Saved data entries:
════════
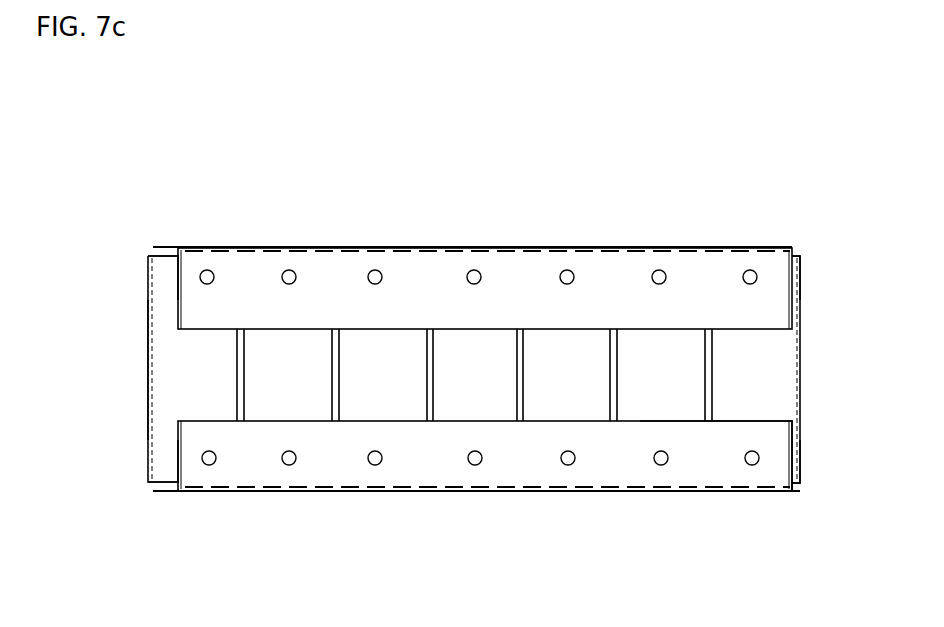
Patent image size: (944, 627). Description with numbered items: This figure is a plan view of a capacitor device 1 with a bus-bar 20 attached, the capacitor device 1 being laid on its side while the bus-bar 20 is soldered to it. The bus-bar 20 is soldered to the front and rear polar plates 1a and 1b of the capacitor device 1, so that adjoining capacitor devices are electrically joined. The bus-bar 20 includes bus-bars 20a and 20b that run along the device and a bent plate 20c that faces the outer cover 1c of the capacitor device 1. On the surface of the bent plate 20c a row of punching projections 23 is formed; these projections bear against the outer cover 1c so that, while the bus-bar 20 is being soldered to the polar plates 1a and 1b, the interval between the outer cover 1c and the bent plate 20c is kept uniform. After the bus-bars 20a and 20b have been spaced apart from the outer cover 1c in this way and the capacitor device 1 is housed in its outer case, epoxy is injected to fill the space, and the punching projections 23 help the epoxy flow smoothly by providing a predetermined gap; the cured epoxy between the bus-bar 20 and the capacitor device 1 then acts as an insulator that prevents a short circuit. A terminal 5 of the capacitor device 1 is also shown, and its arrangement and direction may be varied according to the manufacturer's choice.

The capacitor device 1 is at (386, 373).
The polar plate 1a is at (800, 258).
The polar plate 1b is at (793, 492).
The outer cover 1c is at (190, 367).
The terminal 5 is at (175, 285).
The bus-bar 20 is at (718, 245).
The bus-bar 20a is at (424, 247).
The bus-bar 20b is at (718, 470).
The bent plate 20c is at (518, 470).
The punching projection 23 is at (207, 272).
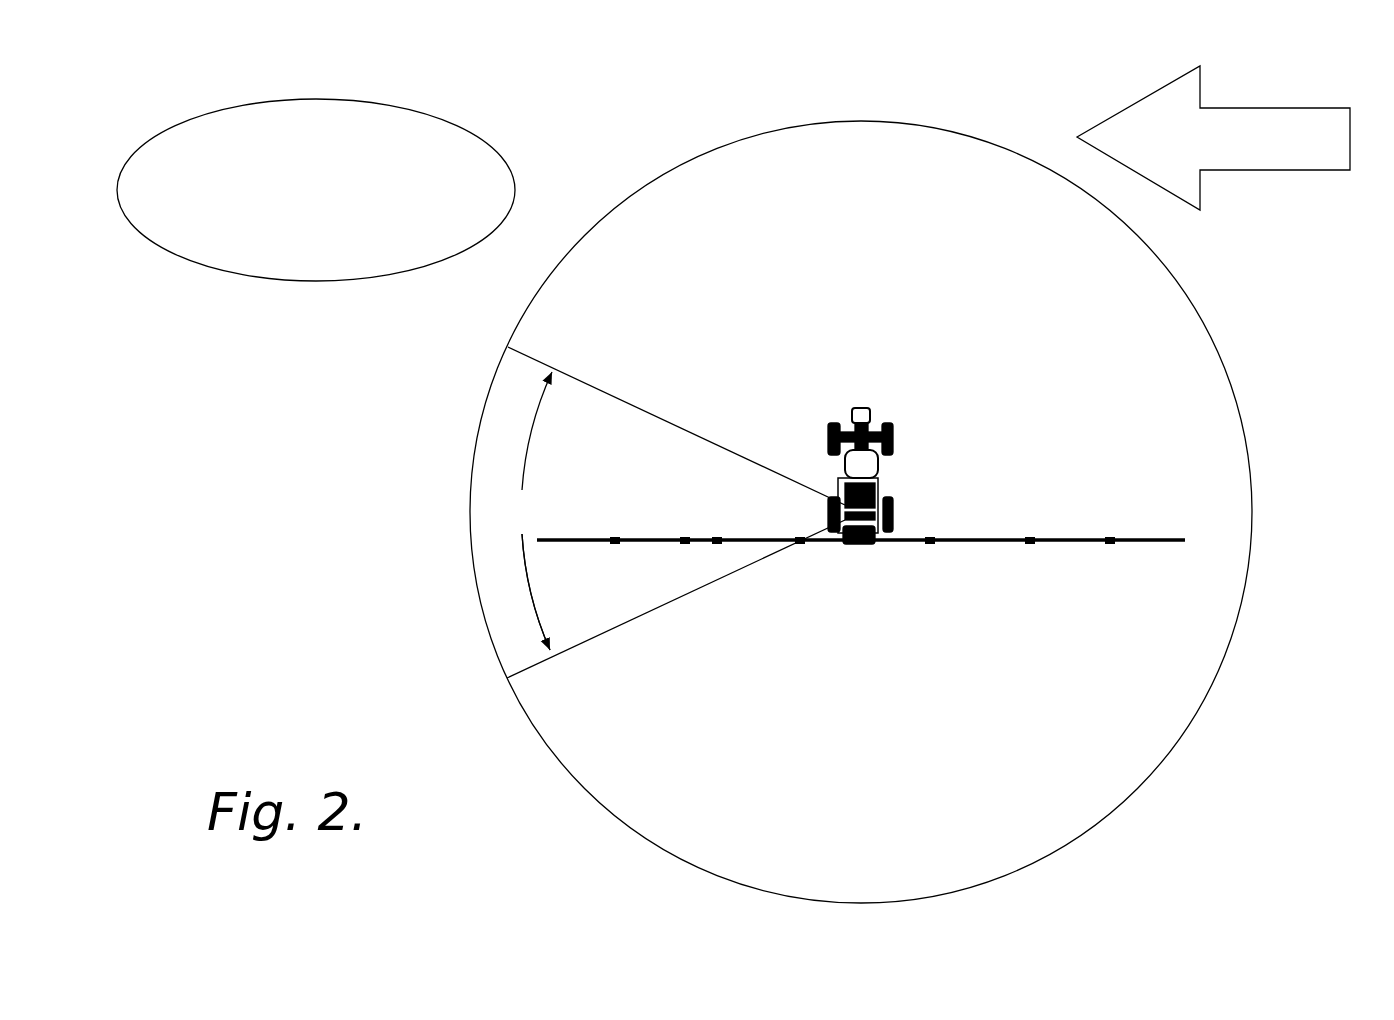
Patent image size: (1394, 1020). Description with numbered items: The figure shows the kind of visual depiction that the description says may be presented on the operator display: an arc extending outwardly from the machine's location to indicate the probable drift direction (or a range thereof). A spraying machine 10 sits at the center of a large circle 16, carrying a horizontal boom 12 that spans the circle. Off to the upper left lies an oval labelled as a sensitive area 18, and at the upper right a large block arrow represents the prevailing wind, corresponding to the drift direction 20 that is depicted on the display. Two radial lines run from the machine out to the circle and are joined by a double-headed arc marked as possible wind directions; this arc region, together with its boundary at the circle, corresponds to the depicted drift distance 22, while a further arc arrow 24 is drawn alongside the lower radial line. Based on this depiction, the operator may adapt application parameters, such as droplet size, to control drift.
════════
» **Stated goal**
Please copy every line of the data above word for word, omitting the pictures.

» **Result of the exercise**
Patent image size: (944, 627). Description with numbered items: This figure is a plan view of a capacitor device 1 with a bus-bar 20 attached, the capacitor device 1 being laid on its side while the bus-bar 20 is soldered to it. The bus-bar 20 is soldered to the front and rear polar plates 1a and 1b of the capacitor device 1, so that adjoining capacitor devices are electrically joined. The bus-bar 20 includes bus-bars 20a and 20b that run along the device and a bent plate 20c that faces the outer cover 1c of the capacitor device 1. On the surface of the bent plate 20c a row of punching projections 23 is formed; these projections bear against the outer cover 1c so that, while the bus-bar 20 is being soldered to the polar plates 1a and 1b, the interval between the outer cover 1c and the bent plate 20c is kept uniform. After the bus-bars 20a and 20b have been spaced apart from the outer cover 1c in this way and the capacitor device 1 is housed in its outer case, epoxy is injected to fill the space, and the punching projections 23 help the epoxy flow smoothly by providing a predetermined gap; the cured epoxy between the bus-bar 20 and the capacitor device 1 then acts as an insulator that prevents a short circuit. A terminal 5 of the capacitor device 1 is also shown, and its arrangement and direction may be varied according to the manufacturer's choice.

The capacitor device 1 is at (386, 373).
The polar plate 1a is at (800, 258).
The polar plate 1b is at (793, 492).
The outer cover 1c is at (190, 367).
The terminal 5 is at (175, 285).
The bus-bar 20 is at (718, 245).
The bus-bar 20a is at (424, 247).
The bus-bar 20b is at (718, 470).
The bent plate 20c is at (518, 470).
The punching projection 23 is at (207, 272).
Patent image size: (1394, 1020). Description with numbered items: The figure shows the kind of visual depiction that the description says may be presented on the operator display: an arc extending outwardly from the machine's location to indicate the probable drift direction (or a range thereof). A spraying machine 10 sits at the center of a large circle 16, carrying a horizontal boom 12 that spans the circle. Off to the upper left lies an oval labelled as a sensitive area 18, and at the upper right a large block arrow represents the prevailing wind, corresponding to the drift direction 20 that is depicted on the display. Two radial lines run from the machine out to the circle and are joined by a double-headed arc marked as possible wind directions; this arc region, together with its boundary at the circle, corresponds to the depicted drift distance 22, while a further arc arrow 24 is drawn alongside the lower radial line. Based on this depiction, the operator may adapt application parameters, such as droplet size, to control drift.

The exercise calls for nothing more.